(PROVIDED INFORMATION):

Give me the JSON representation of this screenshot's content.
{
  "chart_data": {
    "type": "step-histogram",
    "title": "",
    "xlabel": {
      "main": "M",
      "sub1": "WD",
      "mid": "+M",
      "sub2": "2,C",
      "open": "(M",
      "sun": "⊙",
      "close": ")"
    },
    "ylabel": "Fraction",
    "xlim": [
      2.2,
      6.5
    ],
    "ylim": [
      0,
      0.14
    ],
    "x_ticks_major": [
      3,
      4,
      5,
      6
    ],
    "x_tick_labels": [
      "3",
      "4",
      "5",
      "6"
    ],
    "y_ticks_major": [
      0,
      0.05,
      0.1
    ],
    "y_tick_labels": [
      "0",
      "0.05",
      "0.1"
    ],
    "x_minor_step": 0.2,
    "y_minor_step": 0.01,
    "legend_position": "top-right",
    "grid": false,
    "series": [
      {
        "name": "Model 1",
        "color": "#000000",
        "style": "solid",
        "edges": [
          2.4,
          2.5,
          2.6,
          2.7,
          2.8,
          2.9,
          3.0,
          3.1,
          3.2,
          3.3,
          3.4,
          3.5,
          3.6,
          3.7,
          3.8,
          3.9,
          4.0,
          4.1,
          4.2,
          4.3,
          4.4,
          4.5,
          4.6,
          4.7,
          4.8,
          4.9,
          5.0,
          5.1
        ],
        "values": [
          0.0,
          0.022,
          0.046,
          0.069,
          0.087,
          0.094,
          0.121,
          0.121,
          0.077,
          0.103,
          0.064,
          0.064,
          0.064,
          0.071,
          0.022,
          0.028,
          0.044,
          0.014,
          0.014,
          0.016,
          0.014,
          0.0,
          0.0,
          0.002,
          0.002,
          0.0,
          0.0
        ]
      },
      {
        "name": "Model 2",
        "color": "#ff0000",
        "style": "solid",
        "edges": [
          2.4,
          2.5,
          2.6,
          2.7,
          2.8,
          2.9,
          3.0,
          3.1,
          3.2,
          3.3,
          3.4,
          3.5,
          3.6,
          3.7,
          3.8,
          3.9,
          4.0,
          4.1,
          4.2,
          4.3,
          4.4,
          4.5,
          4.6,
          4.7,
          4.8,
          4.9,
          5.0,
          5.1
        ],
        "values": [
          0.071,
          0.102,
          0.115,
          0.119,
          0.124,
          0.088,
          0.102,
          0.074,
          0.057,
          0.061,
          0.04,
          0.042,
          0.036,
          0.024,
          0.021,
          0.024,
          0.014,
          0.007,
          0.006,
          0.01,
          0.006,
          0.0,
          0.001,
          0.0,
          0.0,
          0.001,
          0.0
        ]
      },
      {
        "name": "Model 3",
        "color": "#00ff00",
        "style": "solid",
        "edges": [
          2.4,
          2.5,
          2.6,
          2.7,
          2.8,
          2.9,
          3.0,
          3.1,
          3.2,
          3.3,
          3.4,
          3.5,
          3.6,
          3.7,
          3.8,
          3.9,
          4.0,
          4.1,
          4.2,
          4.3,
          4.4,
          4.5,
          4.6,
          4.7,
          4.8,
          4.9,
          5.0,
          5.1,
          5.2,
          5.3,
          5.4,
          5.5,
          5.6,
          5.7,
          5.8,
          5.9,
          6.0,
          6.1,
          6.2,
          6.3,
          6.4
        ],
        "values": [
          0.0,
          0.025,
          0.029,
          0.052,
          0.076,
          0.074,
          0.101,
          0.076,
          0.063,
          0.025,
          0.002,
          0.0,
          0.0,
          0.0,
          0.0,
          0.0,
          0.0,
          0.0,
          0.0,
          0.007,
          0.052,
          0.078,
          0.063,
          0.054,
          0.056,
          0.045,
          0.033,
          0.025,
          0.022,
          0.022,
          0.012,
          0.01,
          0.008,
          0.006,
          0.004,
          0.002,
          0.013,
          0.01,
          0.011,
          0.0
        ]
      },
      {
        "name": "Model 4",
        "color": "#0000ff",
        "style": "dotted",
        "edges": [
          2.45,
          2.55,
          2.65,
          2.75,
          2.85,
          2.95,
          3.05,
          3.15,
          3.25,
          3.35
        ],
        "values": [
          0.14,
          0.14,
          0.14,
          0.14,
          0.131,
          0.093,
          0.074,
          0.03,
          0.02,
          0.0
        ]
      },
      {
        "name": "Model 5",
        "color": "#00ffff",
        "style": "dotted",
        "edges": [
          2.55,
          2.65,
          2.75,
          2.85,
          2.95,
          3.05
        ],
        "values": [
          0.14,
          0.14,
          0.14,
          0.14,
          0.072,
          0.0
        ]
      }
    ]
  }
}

(TASK): Transcribe the whole listing exactly.

(THE RESPONSE):
Give me the JSON representation of this screenshot's content.
{
  "chart_data": {
    "type": "step-histogram",
    "title": "",
    "xlabel": {
      "main": "M",
      "sub1": "WD",
      "mid": "+M",
      "sub2": "2,C",
      "open": "(M",
      "sun": "⊙",
      "close": ")"
    },
    "ylabel": "Fraction",
    "xlim": [
      2.2,
      6.5
    ],
    "ylim": [
      0,
      0.14
    ],
    "x_ticks_major": [
      3,
      4,
      5,
      6
    ],
    "x_tick_labels": [
      "3",
      "4",
      "5",
      "6"
    ],
    "y_ticks_major": [
      0,
      0.05,
      0.1
    ],
    "y_tick_labels": [
      "0",
      "0.05",
      "0.1"
    ],
    "x_minor_step": 0.2,
    "y_minor_step": 0.01,
    "legend_position": "top-right",
    "grid": false,
    "series": [
      {
        "name": "Model 1",
        "color": "#000000",
        "style": "solid",
        "edges": [
          2.4,
          2.5,
          2.6,
          2.7,
          2.8,
          2.9,
          3.0,
          3.1,
          3.2,
          3.3,
          3.4,
          3.5,
          3.6,
          3.7,
          3.8,
          3.9,
          4.0,
          4.1,
          4.2,
          4.3,
          4.4,
          4.5,
          4.6,
          4.7,
          4.8,
          4.9,
          5.0,
          5.1
        ],
        "values": [
          0.0,
          0.022,
          0.046,
          0.069,
          0.087,
          0.094,
          0.121,
          0.121,
          0.077,
          0.103,
          0.064,
          0.064,
          0.064,
          0.071,
          0.022,
          0.028,
          0.044,
          0.014,
          0.014,
          0.016,
          0.014,
          0.0,
          0.0,
          0.002,
          0.002,
          0.0,
          0.0
        ]
      },
      {
        "name": "Model 2",
        "color": "#ff0000",
        "style": "solid",
        "edges": [
          2.4,
          2.5,
          2.6,
          2.7,
          2.8,
          2.9,
          3.0,
          3.1,
          3.2,
          3.3,
          3.4,
          3.5,
          3.6,
          3.7,
          3.8,
          3.9,
          4.0,
          4.1,
          4.2,
          4.3,
          4.4,
          4.5,
          4.6,
          4.7,
          4.8,
          4.9,
          5.0,
          5.1
        ],
        "values": [
          0.071,
          0.102,
          0.115,
          0.119,
          0.124,
          0.088,
          0.102,
          0.074,
          0.057,
          0.061,
          0.04,
          0.042,
          0.036,
          0.024,
          0.021,
          0.024,
          0.014,
          0.007,
          0.006,
          0.01,
          0.006,
          0.0,
          0.001,
          0.0,
          0.0,
          0.001,
          0.0
        ]
      },
      {
        "name": "Model 3",
        "color": "#00ff00",
        "style": "solid",
        "edges": [
          2.4,
          2.5,
          2.6,
          2.7,
          2.8,
          2.9,
          3.0,
          3.1,
          3.2,
          3.3,
          3.4,
          3.5,
          3.6,
          3.7,
          3.8,
          3.9,
          4.0,
          4.1,
          4.2,
          4.3,
          4.4,
          4.5,
          4.6,
          4.7,
          4.8,
          4.9,
          5.0,
          5.1,
          5.2,
          5.3,
          5.4,
          5.5,
          5.6,
          5.7,
          5.8,
          5.9,
          6.0,
          6.1,
          6.2,
          6.3,
          6.4
        ],
        "values": [
          0.0,
          0.025,
          0.029,
          0.052,
          0.076,
          0.074,
          0.101,
          0.076,
          0.063,
          0.025,
          0.002,
          0.0,
          0.0,
          0.0,
          0.0,
          0.0,
          0.0,
          0.0,
          0.0,
          0.007,
          0.052,
          0.078,
          0.063,
          0.054,
          0.056,
          0.045,
          0.033,
          0.025,
          0.022,
          0.022,
          0.012,
          0.01,
          0.008,
          0.006,
          0.004,
          0.002,
          0.013,
          0.01,
          0.011,
          0.0
        ]
      },
      {
        "name": "Model 4",
        "color": "#0000ff",
        "style": "dotted",
        "edges": [
          2.45,
          2.55,
          2.65,
          2.75,
          2.85,
          2.95,
          3.05,
          3.15,
          3.25,
          3.35
        ],
        "values": [
          0.14,
          0.14,
          0.14,
          0.14,
          0.131,
          0.093,
          0.074,
          0.03,
          0.02,
          0.0
        ]
      },
      {
        "name": "Model 5",
        "color": "#00ffff",
        "style": "dotted",
        "edges": [
          2.55,
          2.65,
          2.75,
          2.85,
          2.95,
          3.05
        ],
        "values": [
          0.14,
          0.14,
          0.14,
          0.14,
          0.072,
          0.0
        ]
      }
    ]
  }
}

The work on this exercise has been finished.